[Start]

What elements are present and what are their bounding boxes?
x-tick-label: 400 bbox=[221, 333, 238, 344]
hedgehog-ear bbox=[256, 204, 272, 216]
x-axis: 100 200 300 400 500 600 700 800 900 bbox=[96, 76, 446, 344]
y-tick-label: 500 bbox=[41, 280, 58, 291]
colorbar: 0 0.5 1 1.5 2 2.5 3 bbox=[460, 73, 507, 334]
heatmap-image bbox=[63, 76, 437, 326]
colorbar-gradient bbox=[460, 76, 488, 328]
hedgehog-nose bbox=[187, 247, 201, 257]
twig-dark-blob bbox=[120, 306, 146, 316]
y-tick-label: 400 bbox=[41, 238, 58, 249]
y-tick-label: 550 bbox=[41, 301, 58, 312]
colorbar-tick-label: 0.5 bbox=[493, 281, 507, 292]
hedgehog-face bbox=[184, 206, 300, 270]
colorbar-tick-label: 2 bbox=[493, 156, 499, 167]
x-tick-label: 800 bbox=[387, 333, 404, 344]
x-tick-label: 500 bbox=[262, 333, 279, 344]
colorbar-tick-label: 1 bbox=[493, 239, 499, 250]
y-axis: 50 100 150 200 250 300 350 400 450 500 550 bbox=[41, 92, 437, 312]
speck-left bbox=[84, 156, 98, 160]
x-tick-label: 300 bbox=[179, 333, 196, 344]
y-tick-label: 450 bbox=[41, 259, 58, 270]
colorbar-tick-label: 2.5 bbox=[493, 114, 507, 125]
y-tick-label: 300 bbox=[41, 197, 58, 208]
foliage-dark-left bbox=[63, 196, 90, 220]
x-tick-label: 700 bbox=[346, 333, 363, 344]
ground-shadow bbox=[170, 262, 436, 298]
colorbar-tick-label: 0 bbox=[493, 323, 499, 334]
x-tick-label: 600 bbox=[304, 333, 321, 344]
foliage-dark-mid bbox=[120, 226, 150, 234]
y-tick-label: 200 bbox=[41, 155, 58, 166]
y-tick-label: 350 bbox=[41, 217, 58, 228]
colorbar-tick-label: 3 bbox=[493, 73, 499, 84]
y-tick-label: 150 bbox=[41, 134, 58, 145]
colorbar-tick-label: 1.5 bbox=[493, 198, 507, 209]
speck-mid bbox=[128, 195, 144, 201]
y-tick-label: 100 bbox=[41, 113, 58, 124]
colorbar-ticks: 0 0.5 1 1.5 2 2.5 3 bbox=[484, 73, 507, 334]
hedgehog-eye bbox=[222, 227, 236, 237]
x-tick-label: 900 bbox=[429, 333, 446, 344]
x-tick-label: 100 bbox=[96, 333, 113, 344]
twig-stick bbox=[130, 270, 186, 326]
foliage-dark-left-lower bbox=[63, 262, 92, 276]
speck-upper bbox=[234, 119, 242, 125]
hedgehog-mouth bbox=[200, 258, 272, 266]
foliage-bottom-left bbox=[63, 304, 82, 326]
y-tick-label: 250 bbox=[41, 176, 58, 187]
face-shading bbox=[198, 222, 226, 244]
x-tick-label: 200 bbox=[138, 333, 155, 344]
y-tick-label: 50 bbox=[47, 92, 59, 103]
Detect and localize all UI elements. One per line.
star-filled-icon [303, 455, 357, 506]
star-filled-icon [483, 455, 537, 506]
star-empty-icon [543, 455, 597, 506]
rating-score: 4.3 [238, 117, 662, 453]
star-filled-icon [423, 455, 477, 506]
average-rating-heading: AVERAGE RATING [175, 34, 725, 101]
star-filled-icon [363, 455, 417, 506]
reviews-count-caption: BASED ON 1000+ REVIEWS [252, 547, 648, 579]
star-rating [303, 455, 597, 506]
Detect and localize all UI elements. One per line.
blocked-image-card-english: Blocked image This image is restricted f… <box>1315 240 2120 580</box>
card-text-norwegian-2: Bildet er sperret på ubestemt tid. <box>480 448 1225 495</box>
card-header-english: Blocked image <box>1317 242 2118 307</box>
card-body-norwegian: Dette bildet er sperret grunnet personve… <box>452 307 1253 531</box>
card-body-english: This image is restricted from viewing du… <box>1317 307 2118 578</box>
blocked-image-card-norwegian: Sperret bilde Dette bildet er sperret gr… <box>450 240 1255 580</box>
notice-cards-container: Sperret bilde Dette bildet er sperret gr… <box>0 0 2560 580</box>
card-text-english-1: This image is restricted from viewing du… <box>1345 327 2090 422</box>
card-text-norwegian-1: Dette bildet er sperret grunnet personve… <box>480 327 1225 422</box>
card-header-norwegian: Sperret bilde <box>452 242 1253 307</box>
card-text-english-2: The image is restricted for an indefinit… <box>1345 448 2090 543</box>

[End]

**Given request:**
Please render every line of the items above as a Markdown table with two columns, Row for the row number and Line for the line itself, leaving out any blank lines.

**Result:**
| Row | Line |
|---|---|
| 1 | What elements are present and what are their bounding boxes? |
| 2 | x-tick-label: 400 bbox=[221, 333, 238, 344] |
| 3 | hedgehog-ear bbox=[256, 204, 272, 216] |
| 4 | x-axis: 100 200 300 400 500 600 700 800 900 bbox=[96, 76, 446, 344] |
| 5 | y-tick-label: 500 bbox=[41, 280, 58, 291] |
| 6 | colorbar: 0 0.5 1 1.5 2 2.5 3 bbox=[460, 73, 507, 334] |
| 7 | heatmap-image bbox=[63, 76, 437, 326] |
| 8 | colorbar-gradient bbox=[460, 76, 488, 328] |
| 9 | hedgehog-nose bbox=[187, 247, 201, 257] |
| 10 | twig-dark-blob bbox=[120, 306, 146, 316] |
| 11 | y-tick-label: 400 bbox=[41, 238, 58, 249] |
| 12 | y-tick-label: 550 bbox=[41, 301, 58, 312] |
| 13 | colorbar-tick-label: 0.5 bbox=[493, 281, 507, 292] |
| 14 | hedgehog-face bbox=[184, 206, 300, 270] |
| 15 | colorbar-tick-label: 2 bbox=[493, 156, 499, 167] |
| 16 | x-tick-label: 800 bbox=[387, 333, 404, 344] |
| 17 | x-tick-label: 500 bbox=[262, 333, 279, 344] |
| 18 | colorbar-tick-label: 1 bbox=[493, 239, 499, 250] |
| 19 | y-axis: 50 100 150 200 250 300 350 400 450 500 550 bbox=[41, 92, 437, 312] |
| 20 | speck-left bbox=[84, 156, 98, 160] |
| 21 | x-tick-label: 300 bbox=[179, 333, 196, 344] |
| 22 | y-tick-label: 450 bbox=[41, 259, 58, 270] |
| 23 | colorbar-tick-label: 2.5 bbox=[493, 114, 507, 125] |
| 24 | y-tick-label: 300 bbox=[41, 197, 58, 208] |
| 25 | foliage-dark-left bbox=[63, 196, 90, 220] |
| 26 | x-tick-label: 700 bbox=[346, 333, 363, 344] |
| 27 | ground-shadow bbox=[170, 262, 436, 298] |
| 28 | colorbar-tick-label: 0 bbox=[493, 323, 499, 334] |
| 29 | x-tick-label: 600 bbox=[304, 333, 321, 344] |
| 30 | foliage-dark-mid bbox=[120, 226, 150, 234] |
| 31 | y-tick-label: 200 bbox=[41, 155, 58, 166] |
| 32 | y-tick-label: 350 bbox=[41, 217, 58, 228] |
| 33 | colorbar-tick-label: 3 bbox=[493, 73, 499, 84] |
| 34 | y-tick-label: 150 bbox=[41, 134, 58, 145] |
| 35 | colorbar-tick-label: 1.5 bbox=[493, 198, 507, 209] |
| 36 | speck-mid bbox=[128, 195, 144, 201] |
| 37 | y-tick-label: 100 bbox=[41, 113, 58, 124] |
| 38 | colorbar-ticks: 0 0.5 1 1.5 2 2.5 3 bbox=[484, 73, 507, 334] |
| 39 | hedgehog-eye bbox=[222, 227, 236, 237] |
| 40 | x-tick-label: 900 bbox=[429, 333, 446, 344] |
| 41 | x-tick-label: 100 bbox=[96, 333, 113, 344] |
| 42 | twig-stick bbox=[130, 270, 186, 326] |
| 43 | foliage-dark-left-lower bbox=[63, 262, 92, 276] |
| 44 | speck-upper bbox=[234, 119, 242, 125] |
| 45 | hedgehog-mouth bbox=[200, 258, 272, 266] |
| 46 | foliage-bottom-left bbox=[63, 304, 82, 326] |
| 47 | y-tick-label: 250 bbox=[41, 176, 58, 187] |
| 48 | face-shading bbox=[198, 222, 226, 244] |
| 49 | x-tick-label: 200 bbox=[138, 333, 155, 344] |
| 50 | y-tick-label: 50 bbox=[47, 92, 59, 103] |
| 51 | Detect and localize all UI elements. One per line. |
| 52 | star-filled-icon [303, 455, 357, 506] |
| 53 | star-filled-icon [483, 455, 537, 506] |
| 54 | star-empty-icon [543, 455, 597, 506] |
| 55 | rating-score: 4.3 [238, 117, 662, 453] |
| 56 | star-filled-icon [423, 455, 477, 506] |
| 57 | average-rating-heading: AVERAGE RATING [175, 34, 725, 101] |
| 58 | star-filled-icon [363, 455, 417, 506] |
| 59 | reviews-count-caption: BASED ON 1000+ REVIEWS [252, 547, 648, 579] |
| 60 | star-rating [303, 455, 597, 506] |
| 61 | Detect and localize all UI elements. One per line. |
| 62 | blocked-image-card-english: Blocked image This image is restricted f… <box>1315 240 2120 580</box> |
| 63 | card-text-norwegian-2: Bildet er sperret på ubestemt tid. <box>480 448 1225 495</box> |
| 64 | card-header-english: Blocked image <box>1317 242 2118 307</box> |
| 65 | card-body-norwegian: Dette bildet er sperret grunnet personve… <box>452 307 1253 531</box> |
| 66 | card-body-english: This image is restricted from viewing du… <box>1317 307 2118 578</box> |
| 67 | blocked-image-card-norwegian: Sperret bilde Dette bildet er sperret gr… <box>450 240 1255 580</box> |
| 68 | notice-cards-container: Sperret bilde Dette bildet er sperret gr… <box>0 0 2560 580</box> |
| 69 | card-text-english-1: This image is restricted from viewing du… <box>1345 327 2090 422</box> |
| 70 | card-text-norwegian-1: Dette bildet er sperret grunnet personve… <box>480 327 1225 422</box> |
| 71 | card-header-norwegian: Sperret bilde <box>452 242 1253 307</box> |
| 72 | card-text-english-2: The image is restricted for an indefinit… <box>1345 448 2090 543</box> |